### What the task requires
Locate each line holding the string "Email" and copy it.

Extracted data entries
++++++++++++++++++++
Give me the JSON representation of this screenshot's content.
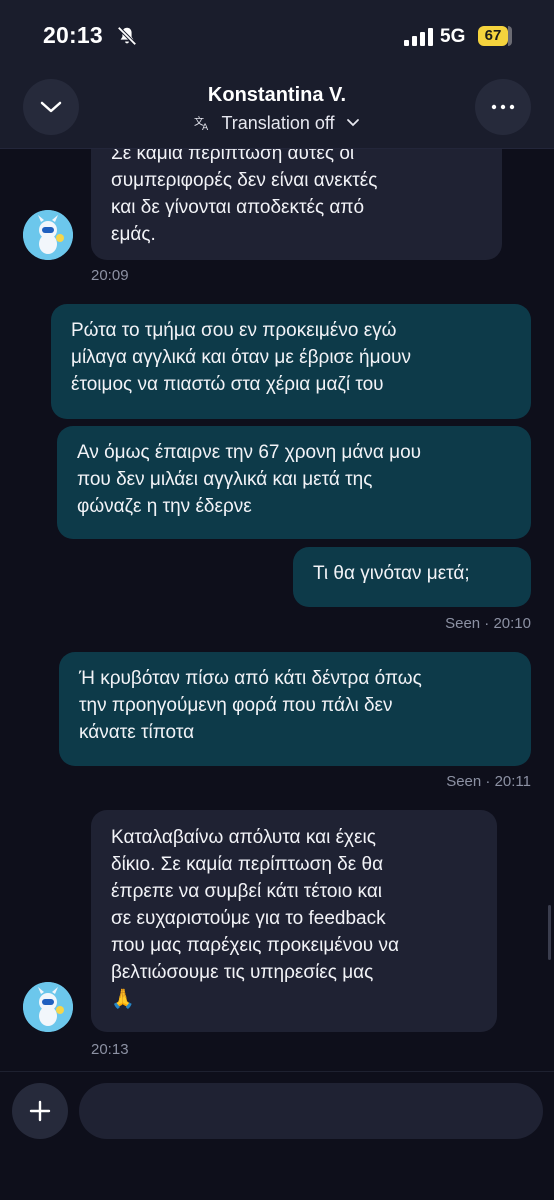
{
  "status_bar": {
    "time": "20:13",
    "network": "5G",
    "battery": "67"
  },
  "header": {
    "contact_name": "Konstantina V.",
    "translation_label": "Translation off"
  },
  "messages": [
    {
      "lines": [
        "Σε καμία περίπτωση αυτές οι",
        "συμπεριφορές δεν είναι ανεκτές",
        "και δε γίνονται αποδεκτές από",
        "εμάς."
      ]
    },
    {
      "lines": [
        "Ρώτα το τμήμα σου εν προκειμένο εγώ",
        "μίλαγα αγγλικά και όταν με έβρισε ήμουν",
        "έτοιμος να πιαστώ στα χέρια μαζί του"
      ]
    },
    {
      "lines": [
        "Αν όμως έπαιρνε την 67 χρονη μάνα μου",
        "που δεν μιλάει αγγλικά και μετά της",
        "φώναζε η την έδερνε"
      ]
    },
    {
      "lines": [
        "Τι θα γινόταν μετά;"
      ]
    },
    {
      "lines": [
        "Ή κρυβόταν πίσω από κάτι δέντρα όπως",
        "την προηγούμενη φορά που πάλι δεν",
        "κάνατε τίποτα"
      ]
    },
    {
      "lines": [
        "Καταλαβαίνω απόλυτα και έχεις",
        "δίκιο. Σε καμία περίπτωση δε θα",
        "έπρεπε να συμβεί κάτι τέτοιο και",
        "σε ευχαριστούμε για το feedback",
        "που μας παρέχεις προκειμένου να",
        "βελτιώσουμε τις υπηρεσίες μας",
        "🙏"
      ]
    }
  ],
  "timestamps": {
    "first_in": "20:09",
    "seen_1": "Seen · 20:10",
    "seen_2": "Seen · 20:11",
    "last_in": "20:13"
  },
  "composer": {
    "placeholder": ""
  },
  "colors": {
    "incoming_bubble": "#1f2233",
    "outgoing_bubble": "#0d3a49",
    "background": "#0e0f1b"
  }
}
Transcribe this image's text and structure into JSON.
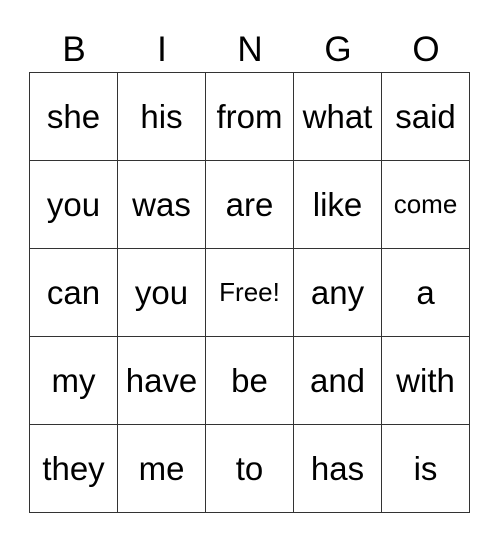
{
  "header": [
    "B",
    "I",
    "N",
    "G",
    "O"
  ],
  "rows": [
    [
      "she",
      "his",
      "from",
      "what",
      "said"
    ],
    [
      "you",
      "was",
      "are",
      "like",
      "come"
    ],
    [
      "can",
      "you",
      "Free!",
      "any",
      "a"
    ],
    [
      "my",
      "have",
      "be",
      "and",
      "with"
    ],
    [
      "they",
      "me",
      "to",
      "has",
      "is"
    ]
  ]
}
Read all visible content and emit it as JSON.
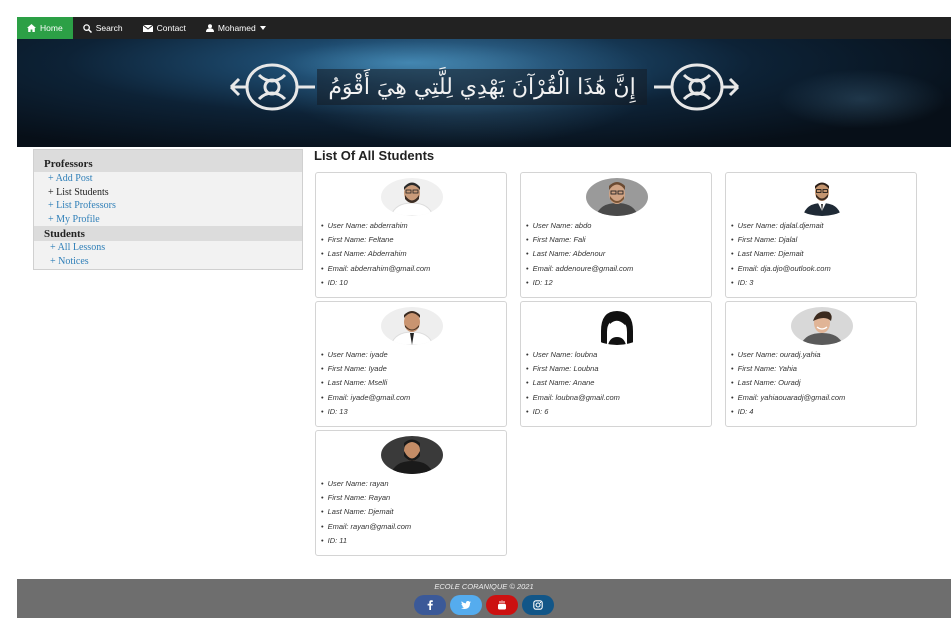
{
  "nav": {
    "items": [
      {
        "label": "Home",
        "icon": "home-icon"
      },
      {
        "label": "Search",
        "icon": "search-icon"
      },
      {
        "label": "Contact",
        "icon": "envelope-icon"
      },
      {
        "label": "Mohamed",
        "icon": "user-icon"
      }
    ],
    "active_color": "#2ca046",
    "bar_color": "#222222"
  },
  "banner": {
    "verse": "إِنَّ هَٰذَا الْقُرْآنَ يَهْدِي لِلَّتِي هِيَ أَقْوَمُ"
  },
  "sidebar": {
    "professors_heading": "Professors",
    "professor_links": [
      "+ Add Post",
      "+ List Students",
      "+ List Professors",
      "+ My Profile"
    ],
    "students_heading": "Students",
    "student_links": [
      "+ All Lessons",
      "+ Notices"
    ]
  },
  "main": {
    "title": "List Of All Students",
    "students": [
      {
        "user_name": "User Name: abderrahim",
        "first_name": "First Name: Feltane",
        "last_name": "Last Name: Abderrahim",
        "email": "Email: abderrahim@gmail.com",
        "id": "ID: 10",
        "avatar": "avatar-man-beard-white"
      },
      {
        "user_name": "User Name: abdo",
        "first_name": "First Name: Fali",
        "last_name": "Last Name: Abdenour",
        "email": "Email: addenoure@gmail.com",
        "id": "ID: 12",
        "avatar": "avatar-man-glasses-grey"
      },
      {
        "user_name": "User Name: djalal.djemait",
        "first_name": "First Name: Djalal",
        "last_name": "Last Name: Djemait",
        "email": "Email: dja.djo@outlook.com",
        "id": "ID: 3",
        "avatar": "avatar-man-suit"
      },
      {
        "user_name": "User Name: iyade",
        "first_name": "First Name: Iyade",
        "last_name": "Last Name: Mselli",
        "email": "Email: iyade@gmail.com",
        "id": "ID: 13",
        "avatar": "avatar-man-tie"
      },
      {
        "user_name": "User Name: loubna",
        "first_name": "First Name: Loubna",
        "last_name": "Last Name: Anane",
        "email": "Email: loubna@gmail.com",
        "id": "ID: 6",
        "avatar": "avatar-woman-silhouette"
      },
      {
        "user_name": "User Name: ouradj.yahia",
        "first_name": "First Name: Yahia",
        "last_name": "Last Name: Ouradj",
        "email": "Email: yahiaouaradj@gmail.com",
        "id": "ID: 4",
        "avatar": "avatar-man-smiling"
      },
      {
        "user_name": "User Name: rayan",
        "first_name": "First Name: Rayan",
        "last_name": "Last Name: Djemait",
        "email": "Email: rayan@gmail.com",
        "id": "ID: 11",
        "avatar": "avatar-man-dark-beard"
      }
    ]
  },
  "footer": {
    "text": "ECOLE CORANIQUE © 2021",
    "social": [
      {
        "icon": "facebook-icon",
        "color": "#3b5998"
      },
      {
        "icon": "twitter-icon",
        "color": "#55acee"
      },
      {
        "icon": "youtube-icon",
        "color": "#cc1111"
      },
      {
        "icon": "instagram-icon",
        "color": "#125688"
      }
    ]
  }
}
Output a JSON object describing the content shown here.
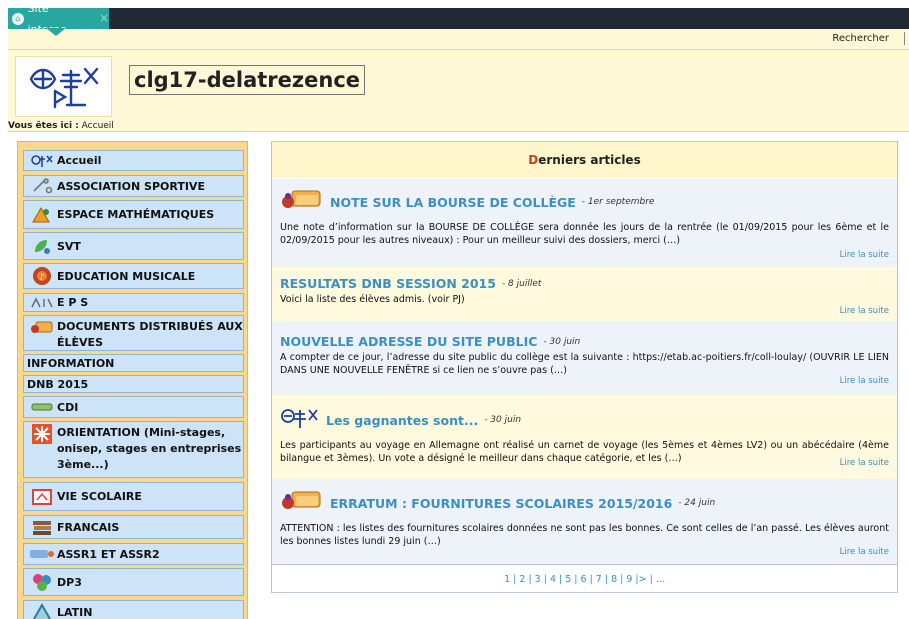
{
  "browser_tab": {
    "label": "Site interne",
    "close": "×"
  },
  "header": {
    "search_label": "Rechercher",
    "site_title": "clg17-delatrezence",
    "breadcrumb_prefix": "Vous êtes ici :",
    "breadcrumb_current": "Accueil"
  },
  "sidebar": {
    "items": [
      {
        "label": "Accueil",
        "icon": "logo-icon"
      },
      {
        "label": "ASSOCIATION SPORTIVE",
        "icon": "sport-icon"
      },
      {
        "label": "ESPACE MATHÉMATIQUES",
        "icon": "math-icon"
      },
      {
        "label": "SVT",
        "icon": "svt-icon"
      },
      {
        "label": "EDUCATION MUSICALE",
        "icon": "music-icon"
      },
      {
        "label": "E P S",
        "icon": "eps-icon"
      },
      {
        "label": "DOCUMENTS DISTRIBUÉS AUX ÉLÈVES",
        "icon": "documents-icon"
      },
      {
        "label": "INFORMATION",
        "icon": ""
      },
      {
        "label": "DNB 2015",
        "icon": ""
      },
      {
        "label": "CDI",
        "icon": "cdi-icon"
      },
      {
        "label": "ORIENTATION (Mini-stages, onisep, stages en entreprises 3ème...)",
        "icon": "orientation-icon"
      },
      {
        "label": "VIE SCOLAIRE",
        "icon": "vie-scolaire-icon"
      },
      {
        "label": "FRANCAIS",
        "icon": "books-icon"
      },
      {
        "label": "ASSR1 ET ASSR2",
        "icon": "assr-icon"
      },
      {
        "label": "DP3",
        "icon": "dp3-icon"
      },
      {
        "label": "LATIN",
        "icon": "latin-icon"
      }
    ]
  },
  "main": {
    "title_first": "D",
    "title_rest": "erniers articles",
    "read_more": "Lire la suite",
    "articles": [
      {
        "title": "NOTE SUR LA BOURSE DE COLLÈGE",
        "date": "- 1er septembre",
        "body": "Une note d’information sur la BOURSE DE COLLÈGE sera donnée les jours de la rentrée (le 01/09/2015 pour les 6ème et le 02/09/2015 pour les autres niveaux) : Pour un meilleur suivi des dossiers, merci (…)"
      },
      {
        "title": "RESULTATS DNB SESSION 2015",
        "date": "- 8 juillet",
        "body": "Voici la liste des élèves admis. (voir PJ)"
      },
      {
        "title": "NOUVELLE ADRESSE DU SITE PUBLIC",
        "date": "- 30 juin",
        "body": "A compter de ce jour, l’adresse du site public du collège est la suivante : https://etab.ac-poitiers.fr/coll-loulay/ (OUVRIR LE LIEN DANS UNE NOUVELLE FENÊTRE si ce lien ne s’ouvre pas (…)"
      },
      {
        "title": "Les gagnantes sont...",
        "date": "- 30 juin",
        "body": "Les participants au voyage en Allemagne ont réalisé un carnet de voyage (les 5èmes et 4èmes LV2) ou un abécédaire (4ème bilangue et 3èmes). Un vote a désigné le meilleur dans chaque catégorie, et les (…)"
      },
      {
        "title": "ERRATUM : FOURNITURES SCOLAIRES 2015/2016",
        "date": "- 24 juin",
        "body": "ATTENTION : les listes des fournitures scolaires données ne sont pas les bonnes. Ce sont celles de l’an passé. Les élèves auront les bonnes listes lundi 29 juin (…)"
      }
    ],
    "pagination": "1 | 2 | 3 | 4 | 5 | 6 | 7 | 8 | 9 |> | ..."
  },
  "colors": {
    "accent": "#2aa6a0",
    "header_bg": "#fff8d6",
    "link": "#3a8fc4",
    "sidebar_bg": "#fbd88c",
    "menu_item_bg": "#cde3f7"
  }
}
++++++++++++++++++++
### Written solution
        "email": "Email: abderrahim@gmail.com",
        "email": "Email: addenoure@gmail.com",
        "email": "Email: dja.djo@outlook.com",
        "email": "Email: iyade@gmail.com",
        "email": "Email: loubna@gmail.com",
        "email": "Email: yahiaouaradj@gmail.com",
        "email": "Email: rayan@gmail.com",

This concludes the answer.